> **Your instructions**
Your task is to copy every record exactly.

━━━━━ Material provided ━━━━━

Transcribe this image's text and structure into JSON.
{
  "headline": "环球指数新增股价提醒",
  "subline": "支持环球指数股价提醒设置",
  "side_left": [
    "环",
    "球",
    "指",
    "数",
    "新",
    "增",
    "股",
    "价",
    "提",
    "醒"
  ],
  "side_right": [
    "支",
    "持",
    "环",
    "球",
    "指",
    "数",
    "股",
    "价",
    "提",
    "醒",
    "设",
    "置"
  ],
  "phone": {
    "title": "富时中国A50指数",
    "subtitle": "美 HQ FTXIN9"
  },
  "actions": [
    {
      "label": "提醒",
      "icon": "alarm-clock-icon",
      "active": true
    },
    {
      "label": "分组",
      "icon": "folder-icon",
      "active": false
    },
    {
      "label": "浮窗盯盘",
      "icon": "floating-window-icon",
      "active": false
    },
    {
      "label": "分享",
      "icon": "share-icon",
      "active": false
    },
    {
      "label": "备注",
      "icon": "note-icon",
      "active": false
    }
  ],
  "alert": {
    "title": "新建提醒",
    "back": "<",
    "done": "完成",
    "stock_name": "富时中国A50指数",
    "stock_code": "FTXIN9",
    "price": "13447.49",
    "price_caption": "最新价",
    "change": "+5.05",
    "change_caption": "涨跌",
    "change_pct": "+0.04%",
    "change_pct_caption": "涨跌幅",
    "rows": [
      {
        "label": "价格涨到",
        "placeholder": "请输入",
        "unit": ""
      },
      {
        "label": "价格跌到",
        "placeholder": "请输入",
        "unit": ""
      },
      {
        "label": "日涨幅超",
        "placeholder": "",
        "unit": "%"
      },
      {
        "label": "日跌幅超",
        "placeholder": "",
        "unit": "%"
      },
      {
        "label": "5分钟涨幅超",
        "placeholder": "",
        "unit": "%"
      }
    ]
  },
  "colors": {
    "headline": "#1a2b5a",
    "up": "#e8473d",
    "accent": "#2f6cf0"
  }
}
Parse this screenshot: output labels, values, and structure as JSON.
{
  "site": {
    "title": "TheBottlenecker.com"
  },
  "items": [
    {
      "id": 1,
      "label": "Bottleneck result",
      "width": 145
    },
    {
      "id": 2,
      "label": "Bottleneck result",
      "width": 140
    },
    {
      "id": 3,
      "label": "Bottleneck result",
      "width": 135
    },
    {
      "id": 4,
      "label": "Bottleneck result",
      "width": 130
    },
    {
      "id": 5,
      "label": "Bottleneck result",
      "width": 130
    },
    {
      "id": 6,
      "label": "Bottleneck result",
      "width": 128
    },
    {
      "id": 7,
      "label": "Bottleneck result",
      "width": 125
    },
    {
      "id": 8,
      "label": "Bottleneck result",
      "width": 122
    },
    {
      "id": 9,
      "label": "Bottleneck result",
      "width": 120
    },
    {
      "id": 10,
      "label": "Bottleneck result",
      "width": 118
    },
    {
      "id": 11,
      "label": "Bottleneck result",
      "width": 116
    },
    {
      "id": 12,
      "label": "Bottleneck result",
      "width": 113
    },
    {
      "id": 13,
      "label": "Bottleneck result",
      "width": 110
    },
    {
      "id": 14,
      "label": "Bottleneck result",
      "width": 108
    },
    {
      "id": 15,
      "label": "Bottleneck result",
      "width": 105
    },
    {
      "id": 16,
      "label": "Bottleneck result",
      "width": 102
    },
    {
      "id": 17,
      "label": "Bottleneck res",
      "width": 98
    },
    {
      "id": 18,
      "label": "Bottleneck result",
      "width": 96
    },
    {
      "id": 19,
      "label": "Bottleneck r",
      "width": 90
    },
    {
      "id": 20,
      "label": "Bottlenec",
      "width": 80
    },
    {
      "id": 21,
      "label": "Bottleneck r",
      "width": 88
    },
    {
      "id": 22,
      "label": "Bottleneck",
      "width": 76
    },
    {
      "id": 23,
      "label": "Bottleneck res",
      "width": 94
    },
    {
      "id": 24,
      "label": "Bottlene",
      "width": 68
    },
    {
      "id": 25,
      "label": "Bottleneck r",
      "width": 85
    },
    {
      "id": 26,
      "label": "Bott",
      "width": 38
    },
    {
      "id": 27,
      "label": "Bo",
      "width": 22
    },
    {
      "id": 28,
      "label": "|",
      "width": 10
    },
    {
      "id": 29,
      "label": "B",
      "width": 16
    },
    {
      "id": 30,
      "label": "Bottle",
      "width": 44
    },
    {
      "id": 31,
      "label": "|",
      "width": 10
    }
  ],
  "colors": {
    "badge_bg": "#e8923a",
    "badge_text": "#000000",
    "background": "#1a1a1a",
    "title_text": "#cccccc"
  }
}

━━━━━

> **Answer to this exercise**
Transcribe this image's text and structure into JSON.
{
  "headline": "环球指数新增股价提醒",
  "subline": "支持环球指数股价提醒设置",
  "side_left": [
    "环",
    "球",
    "指",
    "数",
    "新",
    "增",
    "股",
    "价",
    "提",
    "醒"
  ],
  "side_right": [
    "支",
    "持",
    "环",
    "球",
    "指",
    "数",
    "股",
    "价",
    "提",
    "醒",
    "设",
    "置"
  ],
  "phone": {
    "title": "富时中国A50指数",
    "subtitle": "美 HQ FTXIN9"
  },
  "actions": [
    {
      "label": "提醒",
      "icon": "alarm-clock-icon",
      "active": true
    },
    {
      "label": "分组",
      "icon": "folder-icon",
      "active": false
    },
    {
      "label": "浮窗盯盘",
      "icon": "floating-window-icon",
      "active": false
    },
    {
      "label": "分享",
      "icon": "share-icon",
      "active": false
    },
    {
      "label": "备注",
      "icon": "note-icon",
      "active": false
    }
  ],
  "alert": {
    "title": "新建提醒",
    "back": "<",
    "done": "完成",
    "stock_name": "富时中国A50指数",
    "stock_code": "FTXIN9",
    "price": "13447.49",
    "price_caption": "最新价",
    "change": "+5.05",
    "change_caption": "涨跌",
    "change_pct": "+0.04%",
    "change_pct_caption": "涨跌幅",
    "rows": [
      {
        "label": "价格涨到",
        "placeholder": "请输入",
        "unit": ""
      },
      {
        "label": "价格跌到",
        "placeholder": "请输入",
        "unit": ""
      },
      {
        "label": "日涨幅超",
        "placeholder": "",
        "unit": "%"
      },
      {
        "label": "日跌幅超",
        "placeholder": "",
        "unit": "%"
      },
      {
        "label": "5分钟涨幅超",
        "placeholder": "",
        "unit": "%"
      }
    ]
  },
  "colors": {
    "headline": "#1a2b5a",
    "up": "#e8473d",
    "accent": "#2f6cf0"
  }
}
Parse this screenshot: output labels, values, and structure as JSON.
{
  "site": {
    "title": "TheBottlenecker.com"
  },
  "items": [
    {
      "id": 1,
      "label": "Bottleneck result",
      "width": 145
    },
    {
      "id": 2,
      "label": "Bottleneck result",
      "width": 140
    },
    {
      "id": 3,
      "label": "Bottleneck result",
      "width": 135
    },
    {
      "id": 4,
      "label": "Bottleneck result",
      "width": 130
    },
    {
      "id": 5,
      "label": "Bottleneck result",
      "width": 130
    },
    {
      "id": 6,
      "label": "Bottleneck result",
      "width": 128
    },
    {
      "id": 7,
      "label": "Bottleneck result",
      "width": 125
    },
    {
      "id": 8,
      "label": "Bottleneck result",
      "width": 122
    },
    {
      "id": 9,
      "label": "Bottleneck result",
      "width": 120
    },
    {
      "id": 10,
      "label": "Bottleneck result",
      "width": 118
    },
    {
      "id": 11,
      "label": "Bottleneck result",
      "width": 116
    },
    {
      "id": 12,
      "label": "Bottleneck result",
      "width": 113
    },
    {
      "id": 13,
      "label": "Bottleneck result",
      "width": 110
    },
    {
      "id": 14,
      "label": "Bottleneck result",
      "width": 108
    },
    {
      "id": 15,
      "label": "Bottleneck result",
      "width": 105
    },
    {
      "id": 16,
      "label": "Bottleneck result",
      "width": 102
    },
    {
      "id": 17,
      "label": "Bottleneck res",
      "width": 98
    },
    {
      "id": 18,
      "label": "Bottleneck result",
      "width": 96
    },
    {
      "id": 19,
      "label": "Bottleneck r",
      "width": 90
    },
    {
      "id": 20,
      "label": "Bottlenec",
      "width": 80
    },
    {
      "id": 21,
      "label": "Bottleneck r",
      "width": 88
    },
    {
      "id": 22,
      "label": "Bottleneck",
      "width": 76
    },
    {
      "id": 23,
      "label": "Bottleneck res",
      "width": 94
    },
    {
      "id": 24,
      "label": "Bottlene",
      "width": 68
    },
    {
      "id": 25,
      "label": "Bottleneck r",
      "width": 85
    },
    {
      "id": 26,
      "label": "Bott",
      "width": 38
    },
    {
      "id": 27,
      "label": "Bo",
      "width": 22
    },
    {
      "id": 28,
      "label": "|",
      "width": 10
    },
    {
      "id": 29,
      "label": "B",
      "width": 16
    },
    {
      "id": 30,
      "label": "Bottle",
      "width": 44
    },
    {
      "id": 31,
      "label": "|",
      "width": 10
    }
  ],
  "colors": {
    "badge_bg": "#e8923a",
    "badge_text": "#000000",
    "background": "#1a1a1a",
    "title_text": "#cccccc"
  }
}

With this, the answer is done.